Dataset rows
____
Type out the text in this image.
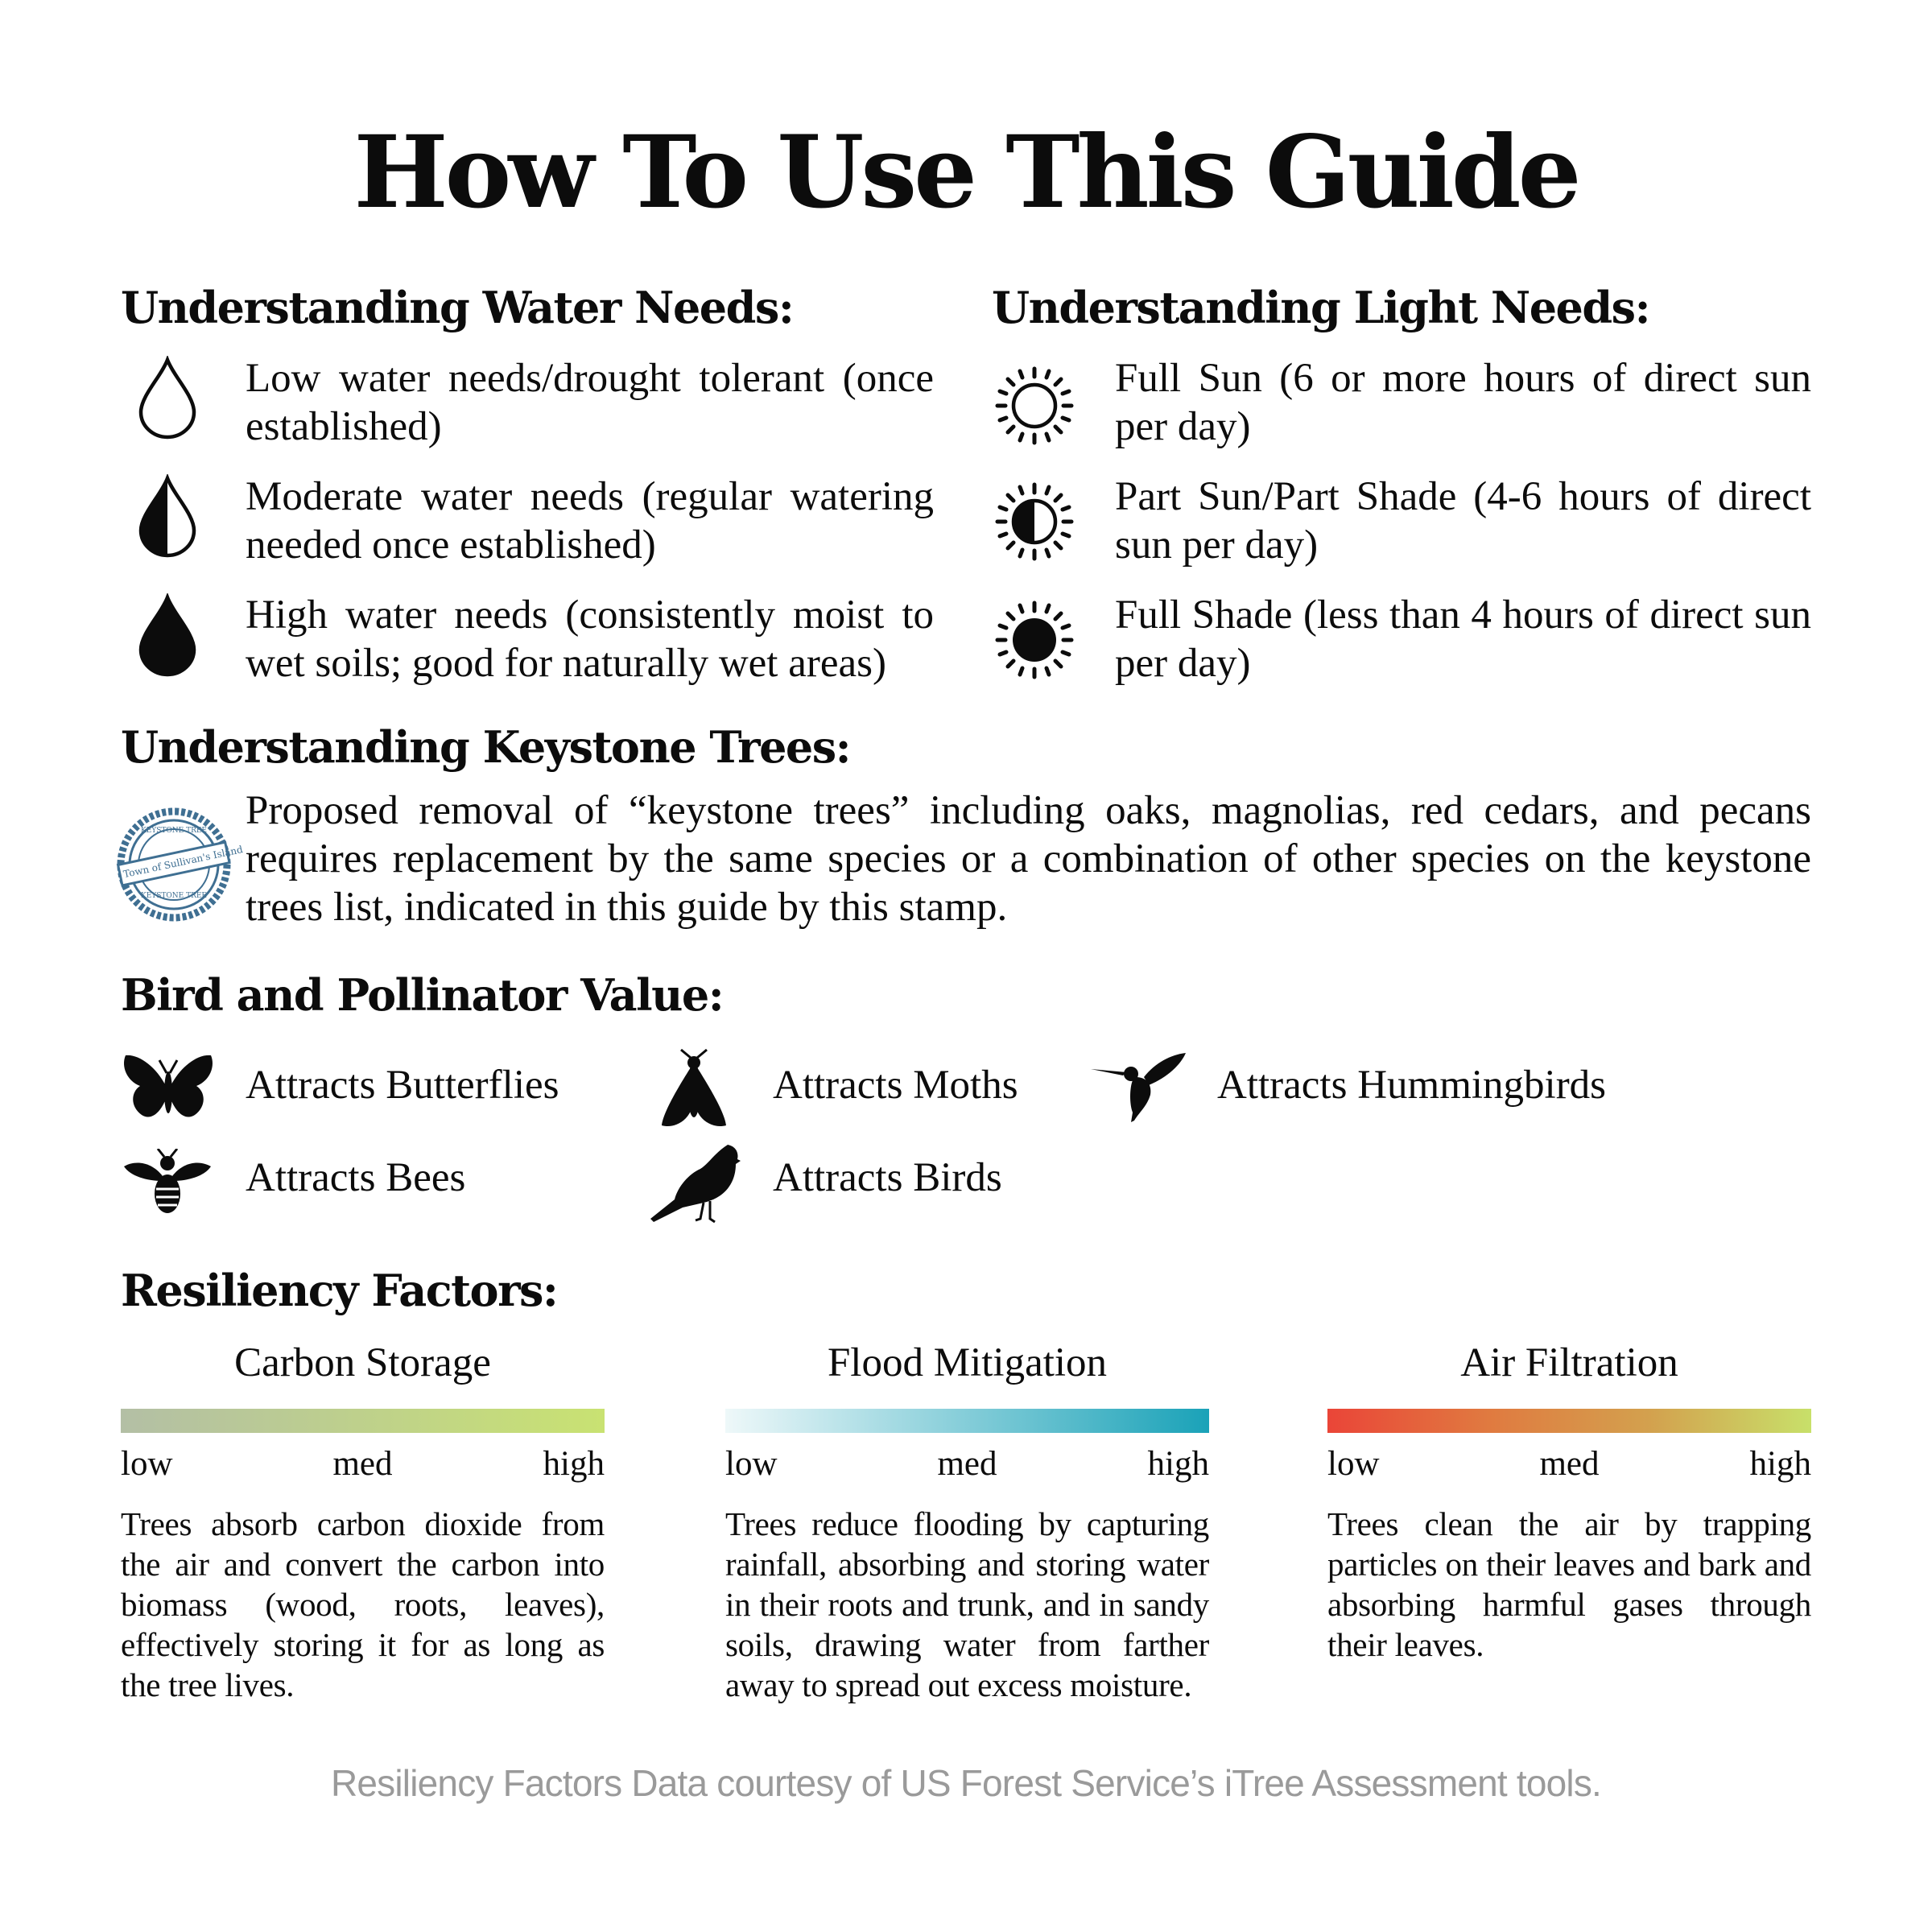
How To Use This Guide
Understanding Water Needs:
Low water needs/drought tolerant (once established)
Moderate water needs (regular watering needed once established)
High water needs (consistently moist to wet soils; good for naturally wet areas)
Understanding Light Needs:
Full Sun (6 or more hours of direct sun per day)
Part Sun/Part Shade (4-6 hours of direct sun per day)
Full Shade (less than 4 hours of direct sun per day)
Understanding Keystone Trees:
KEYSTONE TREE
Town of Sullivan's Island
KEYSTONE TREE
Proposed removal of “keystone trees” including oaks, magnolias, red cedars, and pecans requires replacement by the same species or a combination of other species on the keystone trees list, indicated in this guide by this stamp.
Bird and Pollinator Value:
Attracts Butterflies	Attracts Moths	Attracts Hummingbirds
Attracts Bees	Attracts Birds
Resiliency Factors:
Carbon Storage
low	med	high
Trees absorb carbon dioxide from the air and convert the carbon into biomass (wood, roots, leaves), effectively storing it for as long as the tree lives.
Flood Mitigation
low	med	high
Trees reduce flooding by capturing rainfall, absorbing and storing water in their roots and trunk, and in sandy soils, drawing water from farther away to spread out excess moisture.
Air Filtration
low	med	high
Trees clean the air by trapping particles on their leaves and bark and absorbing harmful gases through their leaves.
Resiliency Factors Data courtesy of US Forest Service’s iTree Assessment tools.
____
**Task details**
Pull out each line of the entries that contains "established".

**The answer**
Low water needs/drought tolerant (once established)
Moderate water needs (regular watering needed once established)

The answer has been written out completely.